> SET TASK
Each entry should be quoted word for word, including every mark of punctuation.

(Stored data entries)
--------------------
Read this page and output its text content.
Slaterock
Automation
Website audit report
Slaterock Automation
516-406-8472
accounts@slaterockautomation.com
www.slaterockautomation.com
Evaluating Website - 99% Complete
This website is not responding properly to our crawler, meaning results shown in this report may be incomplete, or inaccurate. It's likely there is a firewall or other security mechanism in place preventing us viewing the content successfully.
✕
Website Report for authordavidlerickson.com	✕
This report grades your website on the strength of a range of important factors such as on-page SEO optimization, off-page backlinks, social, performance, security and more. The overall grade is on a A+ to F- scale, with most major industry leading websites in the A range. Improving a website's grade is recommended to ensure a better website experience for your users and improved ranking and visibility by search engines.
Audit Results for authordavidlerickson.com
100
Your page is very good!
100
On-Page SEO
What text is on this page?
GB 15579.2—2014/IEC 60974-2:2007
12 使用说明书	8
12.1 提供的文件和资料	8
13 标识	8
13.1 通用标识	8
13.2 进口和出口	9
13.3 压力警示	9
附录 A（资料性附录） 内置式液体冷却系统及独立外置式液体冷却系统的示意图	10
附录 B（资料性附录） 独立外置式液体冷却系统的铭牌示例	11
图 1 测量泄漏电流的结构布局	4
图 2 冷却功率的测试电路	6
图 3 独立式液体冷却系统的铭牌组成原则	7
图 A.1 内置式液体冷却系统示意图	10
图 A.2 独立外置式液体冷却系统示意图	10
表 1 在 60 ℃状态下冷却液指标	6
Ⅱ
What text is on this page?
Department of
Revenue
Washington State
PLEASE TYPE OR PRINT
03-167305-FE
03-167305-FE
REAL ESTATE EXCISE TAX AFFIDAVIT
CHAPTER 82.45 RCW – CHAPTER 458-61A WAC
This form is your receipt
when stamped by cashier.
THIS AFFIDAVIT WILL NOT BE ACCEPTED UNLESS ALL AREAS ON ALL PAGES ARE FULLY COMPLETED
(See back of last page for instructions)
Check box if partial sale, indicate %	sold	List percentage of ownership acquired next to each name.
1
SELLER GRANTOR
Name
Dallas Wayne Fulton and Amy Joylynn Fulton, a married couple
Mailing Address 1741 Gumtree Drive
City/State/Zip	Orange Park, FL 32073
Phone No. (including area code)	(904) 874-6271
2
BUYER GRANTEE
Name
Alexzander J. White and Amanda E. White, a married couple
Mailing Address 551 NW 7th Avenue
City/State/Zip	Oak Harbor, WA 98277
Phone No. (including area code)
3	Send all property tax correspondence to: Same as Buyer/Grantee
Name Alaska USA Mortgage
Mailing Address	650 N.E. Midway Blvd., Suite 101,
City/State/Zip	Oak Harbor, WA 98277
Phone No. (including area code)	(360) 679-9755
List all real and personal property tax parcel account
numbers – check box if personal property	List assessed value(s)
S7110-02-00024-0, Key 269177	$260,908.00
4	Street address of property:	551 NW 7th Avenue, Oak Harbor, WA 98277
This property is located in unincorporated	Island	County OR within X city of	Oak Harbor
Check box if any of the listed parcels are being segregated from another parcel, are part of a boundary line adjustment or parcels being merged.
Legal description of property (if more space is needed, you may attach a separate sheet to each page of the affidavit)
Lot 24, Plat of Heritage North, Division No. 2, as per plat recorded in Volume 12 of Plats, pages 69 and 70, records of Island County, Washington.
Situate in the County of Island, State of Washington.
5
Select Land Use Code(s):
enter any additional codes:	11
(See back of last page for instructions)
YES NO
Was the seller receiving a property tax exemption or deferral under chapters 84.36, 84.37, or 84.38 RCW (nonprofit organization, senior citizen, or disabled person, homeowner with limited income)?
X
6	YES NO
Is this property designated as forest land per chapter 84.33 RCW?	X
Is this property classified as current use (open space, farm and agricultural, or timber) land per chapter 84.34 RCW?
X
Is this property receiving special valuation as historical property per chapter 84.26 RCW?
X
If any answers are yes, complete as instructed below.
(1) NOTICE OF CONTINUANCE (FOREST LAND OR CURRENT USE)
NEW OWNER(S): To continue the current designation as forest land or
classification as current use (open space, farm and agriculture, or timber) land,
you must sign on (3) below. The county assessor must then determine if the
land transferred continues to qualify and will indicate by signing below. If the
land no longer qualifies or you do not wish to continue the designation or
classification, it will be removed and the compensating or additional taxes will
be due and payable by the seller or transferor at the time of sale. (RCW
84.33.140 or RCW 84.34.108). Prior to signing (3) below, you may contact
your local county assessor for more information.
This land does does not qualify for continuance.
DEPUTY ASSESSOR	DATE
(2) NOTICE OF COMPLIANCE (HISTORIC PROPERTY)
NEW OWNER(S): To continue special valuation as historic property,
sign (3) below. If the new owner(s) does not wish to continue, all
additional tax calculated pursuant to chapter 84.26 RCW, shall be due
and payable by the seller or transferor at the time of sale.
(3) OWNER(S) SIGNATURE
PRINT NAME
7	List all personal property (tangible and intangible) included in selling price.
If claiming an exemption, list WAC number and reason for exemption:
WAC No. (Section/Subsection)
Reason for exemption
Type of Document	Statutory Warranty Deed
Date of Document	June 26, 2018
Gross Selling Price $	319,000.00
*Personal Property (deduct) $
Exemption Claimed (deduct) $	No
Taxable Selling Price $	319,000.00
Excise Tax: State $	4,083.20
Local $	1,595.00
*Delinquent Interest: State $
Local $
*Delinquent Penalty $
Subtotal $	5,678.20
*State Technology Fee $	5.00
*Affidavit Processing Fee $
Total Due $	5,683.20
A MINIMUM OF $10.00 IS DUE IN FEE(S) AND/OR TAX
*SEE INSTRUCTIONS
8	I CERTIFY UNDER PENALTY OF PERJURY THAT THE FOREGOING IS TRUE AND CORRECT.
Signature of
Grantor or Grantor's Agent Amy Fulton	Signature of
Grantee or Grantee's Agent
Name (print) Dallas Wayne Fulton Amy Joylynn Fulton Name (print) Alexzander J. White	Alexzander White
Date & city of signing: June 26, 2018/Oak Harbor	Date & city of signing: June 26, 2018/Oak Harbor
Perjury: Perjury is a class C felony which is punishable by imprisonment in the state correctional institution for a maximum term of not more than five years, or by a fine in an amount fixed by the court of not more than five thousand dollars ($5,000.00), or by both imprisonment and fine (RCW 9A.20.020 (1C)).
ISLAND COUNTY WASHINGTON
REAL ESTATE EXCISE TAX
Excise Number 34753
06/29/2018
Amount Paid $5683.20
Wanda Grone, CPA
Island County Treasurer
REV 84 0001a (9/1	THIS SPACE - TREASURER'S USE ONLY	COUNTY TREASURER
--------------------
> THE RESULT
Read this page and output its text content.
Slaterock
Automation
Website audit report
Slaterock Automation
516-406-8472
accounts@slaterockautomation.com
www.slaterockautomation.com
Evaluating Website - 99% Complete
This website is not responding properly to our crawler, meaning results shown in this report may be incomplete, or inaccurate. It's likely there is a firewall or other security mechanism in place preventing us viewing the content successfully.
✕
Website Report for authordavidlerickson.com	✕
This report grades your website on the strength of a range of important factors such as on-page SEO optimization, off-page backlinks, social, performance, security and more. The overall grade is on a A+ to F- scale, with most major industry leading websites in the A range. Improving a website's grade is recommended to ensure a better website experience for your users and improved ranking and visibility by search engines.
Audit Results for authordavidlerickson.com
100
Your page is very good!
100
On-Page SEO
What text is on this page?
GB 15579.2—2014/IEC 60974-2:2007
12 使用说明书	8
12.1 提供的文件和资料	8
13 标识	8
13.1 通用标识	8
13.2 进口和出口	9
13.3 压力警示	9
附录 A（资料性附录） 内置式液体冷却系统及独立外置式液体冷却系统的示意图	10
附录 B（资料性附录） 独立外置式液体冷却系统的铭牌示例	11
图 1 测量泄漏电流的结构布局	4
图 2 冷却功率的测试电路	6
图 3 独立式液体冷却系统的铭牌组成原则	7
图 A.1 内置式液体冷却系统示意图	10
图 A.2 独立外置式液体冷却系统示意图	10
表 1 在 60 ℃状态下冷却液指标	6
Ⅱ
What text is on this page?
Department of
Revenue
Washington State
PLEASE TYPE OR PRINT
03-167305-FE
03-167305-FE
REAL ESTATE EXCISE TAX AFFIDAVIT
CHAPTER 82.45 RCW – CHAPTER 458-61A WAC
This form is your receipt
when stamped by cashier.
THIS AFFIDAVIT WILL NOT BE ACCEPTED UNLESS ALL AREAS ON ALL PAGES ARE FULLY COMPLETED
(See back of last page for instructions)
Check box if partial sale, indicate %	sold	List percentage of ownership acquired next to each name.
1
SELLER GRANTOR
Name
Dallas Wayne Fulton and Amy Joylynn Fulton, a married couple
Mailing Address 1741 Gumtree Drive
City/State/Zip	Orange Park, FL 32073
Phone No. (including area code)	(904) 874-6271
2
BUYER GRANTEE
Name
Alexzander J. White and Amanda E. White, a married couple
Mailing Address 551 NW 7th Avenue
City/State/Zip	Oak Harbor, WA 98277
Phone No. (including area code)
3	Send all property tax correspondence to: Same as Buyer/Grantee
Name Alaska USA Mortgage
Mailing Address	650 N.E. Midway Blvd., Suite 101,
City/State/Zip	Oak Harbor, WA 98277
Phone No. (including area code)	(360) 679-9755
List all real and personal property tax parcel account
numbers – check box if personal property	List assessed value(s)
S7110-02-00024-0, Key 269177	$260,908.00
4	Street address of property:	551 NW 7th Avenue, Oak Harbor, WA 98277
This property is located in unincorporated	Island	County OR within X city of	Oak Harbor
Check box if any of the listed parcels are being segregated from another parcel, are part of a boundary line adjustment or parcels being merged.
Legal description of property (if more space is needed, you may attach a separate sheet to each page of the affidavit)
Lot 24, Plat of Heritage North, Division No. 2, as per plat recorded in Volume 12 of Plats, pages 69 and 70, records of Island County, Washington.
Situate in the County of Island, State of Washington.
5
Select Land Use Code(s):
enter any additional codes:	11
(See back of last page for instructions)
YES NO
Was the seller receiving a property tax exemption or deferral under chapters 84.36, 84.37, or 84.38 RCW (nonprofit organization, senior citizen, or disabled person, homeowner with limited income)?
X
6	YES NO
Is this property designated as forest land per chapter 84.33 RCW?	X
Is this property classified as current use (open space, farm and agricultural, or timber) land per chapter 84.34 RCW?
X
Is this property receiving special valuation as historical property per chapter 84.26 RCW?
X
If any answers are yes, complete as instructed below.
(1) NOTICE OF CONTINUANCE (FOREST LAND OR CURRENT USE)
NEW OWNER(S): To continue the current designation as forest land or
classification as current use (open space, farm and agriculture, or timber) land,
you must sign on (3) below. The county assessor must then determine if the
land transferred continues to qualify and will indicate by signing below. If the
land no longer qualifies or you do not wish to continue the designation or
classification, it will be removed and the compensating or additional taxes will
be due and payable by the seller or transferor at the time of sale. (RCW
84.33.140 or RCW 84.34.108). Prior to signing (3) below, you may contact
your local county assessor for more information.
This land does does not qualify for continuance.
DEPUTY ASSESSOR	DATE
(2) NOTICE OF COMPLIANCE (HISTORIC PROPERTY)
NEW OWNER(S): To continue special valuation as historic property,
sign (3) below. If the new owner(s) does not wish to continue, all
additional tax calculated pursuant to chapter 84.26 RCW, shall be due
and payable by the seller or transferor at the time of sale.
(3) OWNER(S) SIGNATURE
PRINT NAME
7	List all personal property (tangible and intangible) included in selling price.
If claiming an exemption, list WAC number and reason for exemption:
WAC No. (Section/Subsection)
Reason for exemption
Type of Document	Statutory Warranty Deed
Date of Document	June 26, 2018
Gross Selling Price $	319,000.00
*Personal Property (deduct) $
Exemption Claimed (deduct) $	No
Taxable Selling Price $	319,000.00
Excise Tax: State $	4,083.20
Local $	1,595.00
*Delinquent Interest: State $
Local $
*Delinquent Penalty $
Subtotal $	5,678.20
*State Technology Fee $	5.00
*Affidavit Processing Fee $
Total Due $	5,683.20
A MINIMUM OF $10.00 IS DUE IN FEE(S) AND/OR TAX
*SEE INSTRUCTIONS
8	I CERTIFY UNDER PENALTY OF PERJURY THAT THE FOREGOING IS TRUE AND CORRECT.
Signature of
Grantor or Grantor's Agent Amy Fulton	Signature of
Grantee or Grantee's Agent
Name (print) Dallas Wayne Fulton Amy Joylynn Fulton Name (print) Alexzander J. White	Alexzander White
Date & city of signing: June 26, 2018/Oak Harbor	Date & city of signing: June 26, 2018/Oak Harbor
Perjury: Perjury is a class C felony which is punishable by imprisonment in the state correctional institution for a maximum term of not more than five years, or by a fine in an amount fixed by the court of not more than five thousand dollars ($5,000.00), or by both imprisonment and fine (RCW 9A.20.020 (1C)).
ISLAND COUNTY WASHINGTON
REAL ESTATE EXCISE TAX
Excise Number 34753
06/29/2018
Amount Paid $5683.20
Wanda Grone, CPA
Island County Treasurer
REV 84 0001a (9/1	THIS SPACE - TREASURER'S USE ONLY	COUNTY TREASURER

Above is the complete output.